## [DATA PROVIDED]

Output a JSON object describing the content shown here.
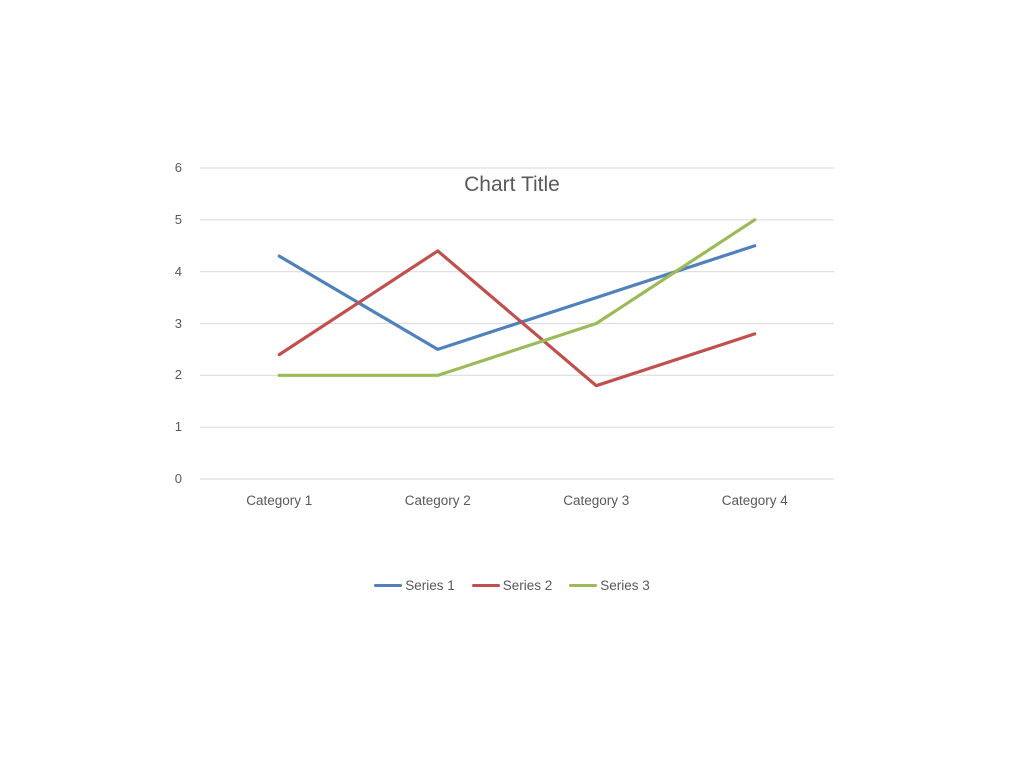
{
  "chart_data": {
    "type": "line",
    "title": "Chart Title",
    "categories": [
      "Category 1",
      "Category 2",
      "Category 3",
      "Category 4"
    ],
    "series": [
      {
        "name": "Series 1",
        "color": "#4F81BD",
        "values": [
          4.3,
          2.5,
          3.5,
          4.5
        ]
      },
      {
        "name": "Series 2",
        "color": "#C0504D",
        "values": [
          2.4,
          4.4,
          1.8,
          2.8
        ]
      },
      {
        "name": "Series 3",
        "color": "#9BBB59",
        "values": [
          2,
          2,
          3,
          5
        ]
      }
    ],
    "ylim": [
      0,
      6
    ],
    "yticks": [
      0,
      1,
      2,
      3,
      4,
      5,
      6
    ],
    "grid": true,
    "legend_position": "bottom",
    "xlabel": "",
    "ylabel": ""
  },
  "colors": {
    "background": "#FFFFFF",
    "text": "#595959",
    "gridline": "#DDDDDD"
  }
}
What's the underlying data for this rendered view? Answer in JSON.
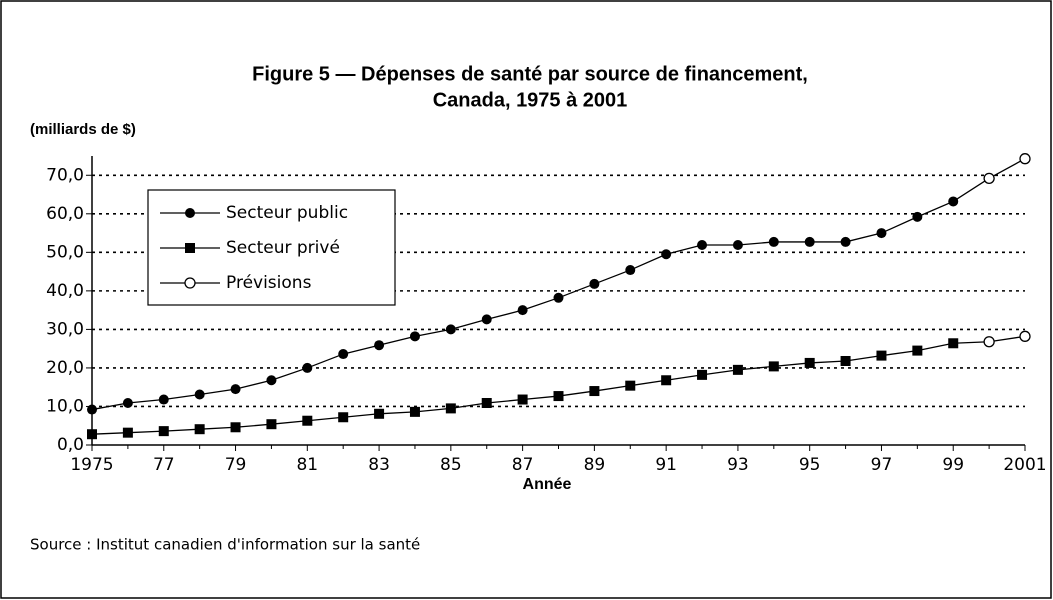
{
  "chart_data": {
    "type": "line",
    "title": "Figure 5 — Dépenses de santé par source de financement,",
    "subtitle": "Canada, 1975 à 2001",
    "y_label": "(milliards de $)",
    "x_label": "Année",
    "source": "Source : Institut canadien d'information sur la santé",
    "x": [
      1975,
      1976,
      1977,
      1978,
      1979,
      1980,
      1981,
      1982,
      1983,
      1984,
      1985,
      1986,
      1987,
      1988,
      1989,
      1990,
      1991,
      1992,
      1993,
      1994,
      1995,
      1996,
      1997,
      1998,
      1999,
      2000,
      2001
    ],
    "series": [
      {
        "name": "Secteur public",
        "marker": "circle",
        "color": "#000000",
        "values": [
          9.2,
          10.9,
          11.8,
          13.1,
          14.5,
          16.8,
          20.0,
          23.6,
          25.9,
          28.2,
          30.0,
          32.6,
          35.0,
          38.2,
          41.8,
          45.4,
          49.5,
          51.9,
          51.9,
          52.7,
          52.7,
          52.7,
          55.0,
          59.2,
          63.2,
          69.2,
          74.3
        ]
      },
      {
        "name": "Secteur privé",
        "marker": "square",
        "color": "#000000",
        "values": [
          2.8,
          3.2,
          3.6,
          4.1,
          4.6,
          5.4,
          6.3,
          7.2,
          8.1,
          8.6,
          9.5,
          10.9,
          11.8,
          12.7,
          14.0,
          15.4,
          16.8,
          18.2,
          19.5,
          20.4,
          21.3,
          21.8,
          23.2,
          24.5,
          26.4,
          26.8,
          28.2
        ]
      }
    ],
    "forecast": {
      "name": "Prévisions",
      "marker": "open-circle",
      "x": [
        2000,
        2001
      ]
    },
    "xlim": [
      1975,
      2001
    ],
    "xticks": [
      1975,
      {
        "value": 1977,
        "label": "77"
      },
      {
        "value": 1979,
        "label": "79"
      },
      {
        "value": 1981,
        "label": "81"
      },
      {
        "value": 1983,
        "label": "83"
      },
      {
        "value": 1985,
        "label": "85"
      },
      {
        "value": 1987,
        "label": "87"
      },
      {
        "value": 1989,
        "label": "89"
      },
      {
        "value": 1991,
        "label": "91"
      },
      {
        "value": 1993,
        "label": "93"
      },
      {
        "value": 1995,
        "label": "95"
      },
      {
        "value": 1997,
        "label": "97"
      },
      {
        "value": 1999,
        "label": "99"
      },
      2001
    ],
    "ylim": [
      0,
      75
    ],
    "yticks": [
      {
        "value": 0,
        "label": "0,0"
      },
      {
        "value": 10,
        "label": "10,0"
      },
      {
        "value": 20,
        "label": "20,0"
      },
      {
        "value": 30,
        "label": "30,0"
      },
      {
        "value": 40,
        "label": "40,0"
      },
      {
        "value": 50,
        "label": "50,0"
      },
      {
        "value": 60,
        "label": "60,0"
      },
      {
        "value": 70,
        "label": "70,0"
      }
    ],
    "grid": true
  }
}
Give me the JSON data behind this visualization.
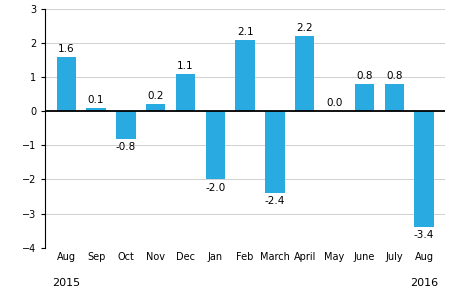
{
  "categories": [
    "Aug",
    "Sep",
    "Oct",
    "Nov",
    "Dec",
    "Jan",
    "Feb",
    "March",
    "April",
    "May",
    "June",
    "July",
    "Aug"
  ],
  "values": [
    1.6,
    0.1,
    -0.8,
    0.2,
    1.1,
    -2.0,
    2.1,
    -2.4,
    2.2,
    0.0,
    0.8,
    0.8,
    -3.4
  ],
  "bar_color": "#29abe2",
  "ylim": [
    -4,
    3
  ],
  "yticks": [
    -4,
    -3,
    -2,
    -1,
    0,
    1,
    2,
    3
  ],
  "label_fontsize": 7.0,
  "value_fontsize": 7.5,
  "year_fontsize": 8.0,
  "background_color": "#ffffff",
  "grid_color": "#d0d0d0",
  "year_2015": "2015",
  "year_2016": "2016",
  "year_2015_idx": 0,
  "year_2016_idx": 12
}
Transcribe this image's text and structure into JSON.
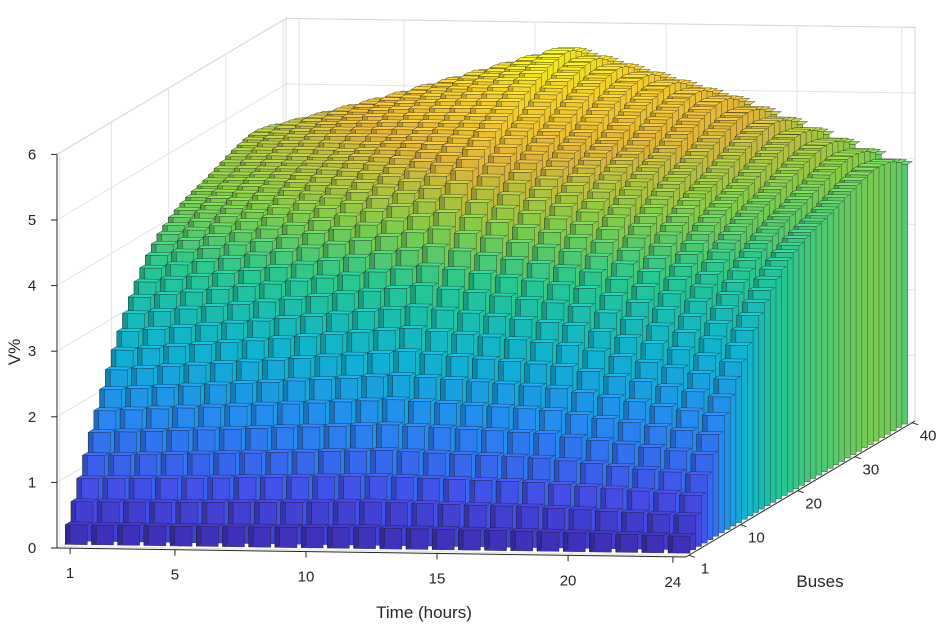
{
  "chart_data": {
    "type": "bar3",
    "xlabel": "Time (hours)",
    "ylabel": "Buses",
    "zlabel": "V%",
    "x_range": [
      1,
      24
    ],
    "y_range": [
      1,
      40
    ],
    "z_range": [
      0,
      6
    ],
    "x_ticks": [
      "1",
      "5",
      "10",
      "15",
      "20",
      "24"
    ],
    "y_ticks": [
      "1",
      "10",
      "20",
      "30",
      "40"
    ],
    "z_ticks": [
      "0",
      "1",
      "2",
      "3",
      "4",
      "5",
      "6"
    ],
    "grid": true,
    "colormap": "parula",
    "description_of_values": "V%(time, bus): ~0 at bus 1, increasing with bus index; peaks around buses 26, 33 and 40; higher at mid-day hours",
    "series": [
      {
        "hour": 1,
        "values": [
          0.0,
          0.3,
          0.6,
          0.9,
          1.2,
          1.5,
          1.78,
          2.05,
          2.3,
          2.55,
          2.78,
          3.0,
          3.2,
          3.38,
          3.54,
          3.68,
          3.8,
          3.9,
          3.98,
          4.05,
          4.11,
          4.16,
          4.2,
          4.24,
          4.27,
          4.3,
          4.34,
          4.38,
          4.42,
          4.46,
          4.5,
          4.53,
          4.56,
          4.58,
          4.58,
          4.56,
          4.54,
          4.5,
          4.44,
          4.36
        ]
      },
      {
        "hour": 6,
        "values": [
          0.0,
          0.3,
          0.62,
          0.94,
          1.26,
          1.58,
          1.88,
          2.17,
          2.45,
          2.72,
          2.97,
          3.21,
          3.43,
          3.63,
          3.82,
          3.98,
          4.12,
          4.25,
          4.35,
          4.44,
          4.52,
          4.59,
          4.65,
          4.7,
          4.74,
          4.78,
          4.84,
          4.9,
          4.95,
          5.0,
          5.05,
          5.09,
          5.12,
          5.14,
          5.14,
          5.12,
          5.08,
          5.02,
          4.94,
          4.84
        ]
      },
      {
        "hour": 12,
        "values": [
          0.0,
          0.32,
          0.66,
          1.0,
          1.34,
          1.68,
          2.01,
          2.33,
          2.64,
          2.94,
          3.22,
          3.49,
          3.74,
          3.98,
          4.2,
          4.4,
          4.58,
          4.74,
          4.88,
          5.0,
          5.1,
          5.19,
          5.27,
          5.34,
          5.4,
          5.45,
          5.52,
          5.58,
          5.64,
          5.69,
          5.74,
          5.78,
          5.81,
          5.83,
          5.84,
          5.82,
          5.78,
          5.72,
          5.64,
          5.54
        ]
      },
      {
        "hour": 18,
        "values": [
          0.0,
          0.3,
          0.62,
          0.94,
          1.26,
          1.58,
          1.88,
          2.17,
          2.45,
          2.72,
          2.97,
          3.21,
          3.43,
          3.63,
          3.82,
          3.98,
          4.12,
          4.25,
          4.35,
          4.44,
          4.52,
          4.59,
          4.65,
          4.7,
          4.74,
          4.78,
          4.84,
          4.9,
          4.95,
          5.0,
          5.05,
          5.09,
          5.12,
          5.14,
          5.14,
          5.12,
          5.08,
          5.02,
          4.94,
          4.84
        ]
      },
      {
        "hour": 24,
        "values": [
          0.0,
          0.26,
          0.52,
          0.78,
          1.04,
          1.3,
          1.55,
          1.79,
          2.02,
          2.24,
          2.45,
          2.65,
          2.83,
          3.0,
          3.15,
          3.28,
          3.4,
          3.5,
          3.58,
          3.65,
          3.71,
          3.76,
          3.8,
          3.84,
          3.87,
          3.9,
          3.94,
          3.98,
          4.02,
          4.06,
          4.1,
          4.13,
          4.16,
          4.18,
          4.18,
          4.16,
          4.14,
          4.1,
          4.04,
          3.96
        ]
      }
    ]
  }
}
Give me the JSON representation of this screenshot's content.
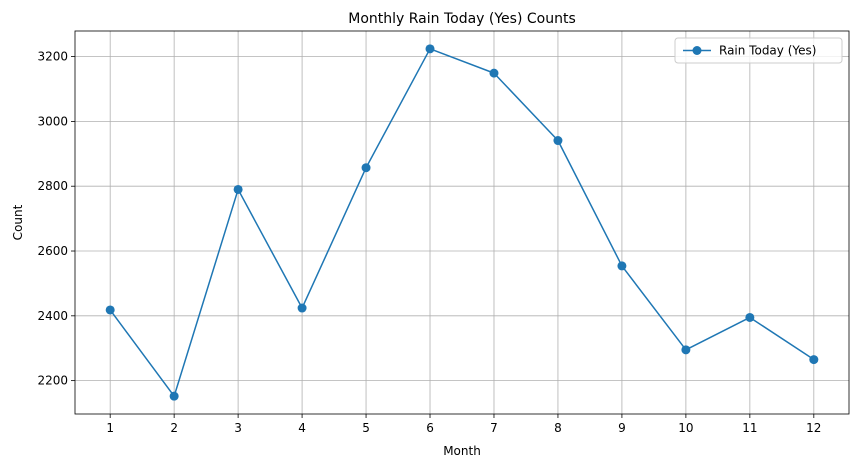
{
  "chart_data": {
    "type": "line",
    "title": "Monthly Rain Today (Yes) Counts",
    "xlabel": "Month",
    "ylabel": "Count",
    "x": [
      1,
      2,
      3,
      4,
      5,
      6,
      7,
      8,
      9,
      10,
      11,
      12
    ],
    "x_tick_labels": [
      "1",
      "2",
      "3",
      "4",
      "5",
      "6",
      "7",
      "8",
      "9",
      "10",
      "11",
      "12"
    ],
    "y_ticks": [
      2200,
      2400,
      2600,
      2800,
      3000,
      3200
    ],
    "y_tick_labels": [
      "2200",
      "2400",
      "2600",
      "2800",
      "3000",
      "3200"
    ],
    "xlim": [
      0.45,
      12.55
    ],
    "ylim": [
      2097,
      3279
    ],
    "grid": true,
    "legend_position": "top-right",
    "series": [
      {
        "name": "Rain Today (Yes)",
        "marker": "circle",
        "color": "#1f77b4",
        "values": [
          2418,
          2152,
          2790,
          2424,
          2857,
          3224,
          3149,
          2941,
          2554,
          2295,
          2395,
          2265
        ]
      }
    ]
  }
}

## [WRITTEN EXERCISE]
Extract all lines from the material above that include the word "santé".

## [RESPONSE TO THE TASK]
    "title": "Figure 5 — Dépenses de santé par source de financement,",
    "source": "Source : Institut canadien d'information sur la santé",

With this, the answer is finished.